**Anforderungen**
Gib alle folgenden Auflistungen Zeile für Zeile unverändert wieder, lass dabei aber die Bilder weg.

Auflistungen zu Bereichen und Beschriftungen
_ _ _ _
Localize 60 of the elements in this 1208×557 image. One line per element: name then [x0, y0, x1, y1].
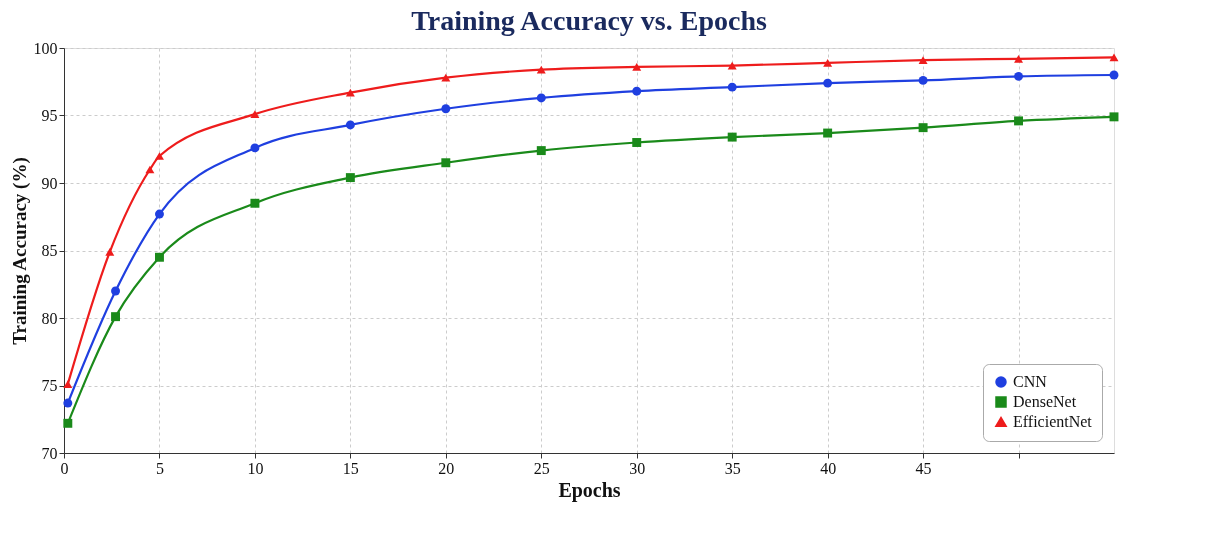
x-tick-label: 0 — [60, 459, 69, 477]
point — [111, 312, 121, 322]
point — [1014, 71, 1024, 81]
point — [727, 82, 737, 92]
x-tick-label: 15 — [342, 459, 359, 477]
point — [1109, 112, 1119, 122]
point — [250, 143, 260, 153]
x-tick-label: 30 — [629, 459, 646, 477]
y-tick-label: 90 — [41, 174, 58, 192]
legend-label: EfficientNet — [1013, 413, 1093, 430]
point — [63, 380, 73, 389]
x-tick-label: 5 — [155, 459, 164, 477]
chart-title: Training Accuracy vs. Epochs — [411, 5, 767, 36]
point — [105, 247, 115, 256]
y-tick-label: 85 — [41, 242, 58, 259]
point — [918, 123, 928, 133]
point — [441, 158, 451, 168]
point — [154, 209, 164, 219]
y-tick-label: 75 — [41, 377, 58, 394]
y-axis-title: Training Accuracy (%) — [8, 157, 31, 345]
point — [823, 58, 833, 67]
point — [632, 138, 642, 147]
point — [823, 78, 833, 88]
point — [1109, 70, 1119, 80]
y-tick-label: 80 — [41, 309, 58, 327]
point — [536, 93, 546, 103]
point — [345, 120, 355, 130]
point — [632, 86, 642, 96]
point — [823, 128, 833, 138]
y-tick-label: 95 — [41, 107, 58, 124]
x-tick-label: 45 — [915, 459, 932, 477]
y-tick-label: 100 — [33, 39, 58, 57]
point — [154, 152, 164, 160]
x-tick-label: 40 — [820, 459, 837, 477]
point — [111, 286, 121, 296]
point — [536, 146, 546, 156]
point — [727, 132, 737, 142]
point — [63, 398, 73, 408]
legend-label: DenseNet — [1013, 393, 1077, 410]
x-tick-label: 10 — [247, 459, 264, 477]
x-tick-label: 20 — [438, 459, 455, 477]
point — [154, 252, 164, 262]
point — [63, 418, 73, 428]
point — [918, 56, 928, 65]
y-tick-label: 70 — [41, 444, 58, 462]
point — [1014, 54, 1024, 63]
point — [918, 75, 928, 85]
x-tick-label: 35 — [724, 459, 741, 477]
point — [441, 104, 451, 114]
point — [441, 73, 451, 82]
point — [345, 173, 355, 183]
point — [632, 63, 642, 71]
x-axis-title: Epochs — [558, 478, 621, 502]
point — [145, 165, 155, 174]
point — [1109, 53, 1119, 62]
point — [1014, 116, 1024, 126]
legend-label: CNN — [1013, 373, 1048, 390]
point — [250, 110, 260, 119]
x-tick-label: 25 — [533, 459, 550, 477]
point — [250, 198, 260, 208]
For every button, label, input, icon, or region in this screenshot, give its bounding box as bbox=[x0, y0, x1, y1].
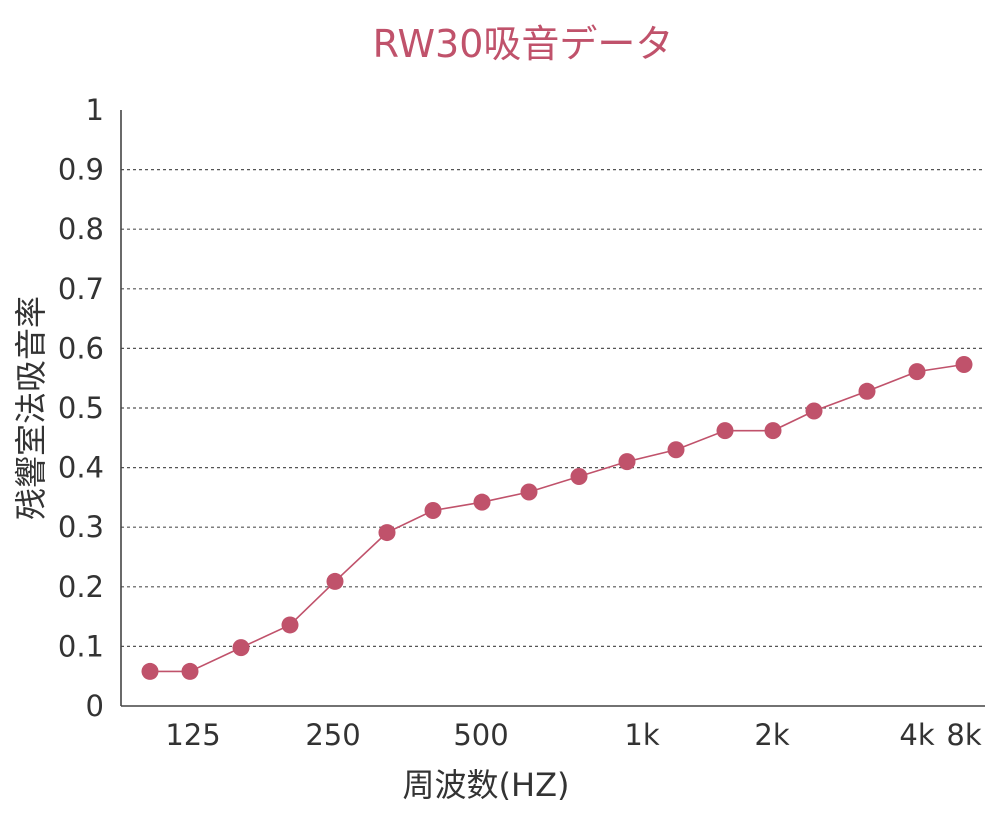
_ _ _ _
**Richtige Antwort**
Localize 60 of the elements in this 1208×557 image. One line per element: name then [x0, y0, x1, y1].
x-tick-label: 0 — [60, 459, 69, 477]
point — [111, 312, 121, 322]
point — [1014, 71, 1024, 81]
point — [727, 82, 737, 92]
x-tick-label: 15 — [342, 459, 359, 477]
point — [1109, 112, 1119, 122]
point — [250, 143, 260, 153]
x-tick-label: 30 — [629, 459, 646, 477]
y-tick-label: 90 — [41, 174, 58, 192]
legend-label: EfficientNet — [1013, 413, 1093, 430]
point — [63, 380, 73, 389]
x-tick-label: 5 — [155, 459, 164, 477]
chart-title: Training Accuracy vs. Epochs — [411, 5, 767, 36]
point — [105, 247, 115, 256]
y-tick-label: 85 — [41, 242, 58, 259]
point — [918, 123, 928, 133]
point — [441, 158, 451, 168]
point — [154, 209, 164, 219]
y-tick-label: 75 — [41, 377, 58, 394]
y-axis-title: Training Accuracy (%) — [8, 157, 31, 345]
point — [823, 58, 833, 67]
point — [632, 138, 642, 147]
point — [823, 78, 833, 88]
point — [1109, 70, 1119, 80]
y-tick-label: 80 — [41, 309, 58, 327]
point — [536, 93, 546, 103]
point — [345, 120, 355, 130]
point — [632, 86, 642, 96]
point — [823, 128, 833, 138]
y-tick-label: 95 — [41, 107, 58, 124]
x-tick-label: 45 — [915, 459, 932, 477]
y-tick-label: 100 — [33, 39, 58, 57]
point — [154, 152, 164, 160]
x-tick-label: 40 — [820, 459, 837, 477]
point — [111, 286, 121, 296]
point — [536, 146, 546, 156]
point — [727, 132, 737, 142]
point — [63, 398, 73, 408]
legend-label: DenseNet — [1013, 393, 1077, 410]
x-tick-label: 10 — [247, 459, 264, 477]
x-tick-label: 20 — [438, 459, 455, 477]
point — [154, 252, 164, 262]
point — [63, 418, 73, 428]
point — [918, 56, 928, 65]
y-tick-label: 70 — [41, 444, 58, 462]
point — [1014, 54, 1024, 63]
point — [918, 75, 928, 85]
x-tick-label: 35 — [724, 459, 741, 477]
point — [441, 104, 451, 114]
point — [441, 73, 451, 82]
point — [345, 173, 355, 183]
point — [632, 63, 642, 71]
x-axis-title: Epochs — [558, 478, 621, 502]
point — [145, 165, 155, 174]
point — [1109, 53, 1119, 62]
point — [1014, 116, 1024, 126]
legend-label: CNN — [1013, 373, 1048, 390]
point — [250, 110, 260, 119]
x-tick-label: 25 — [533, 459, 550, 477]
point — [250, 198, 260, 208]
For every button, label, input, icon, or region in this screenshot, give its bounding box as bbox=[x0, y0, x1, y1].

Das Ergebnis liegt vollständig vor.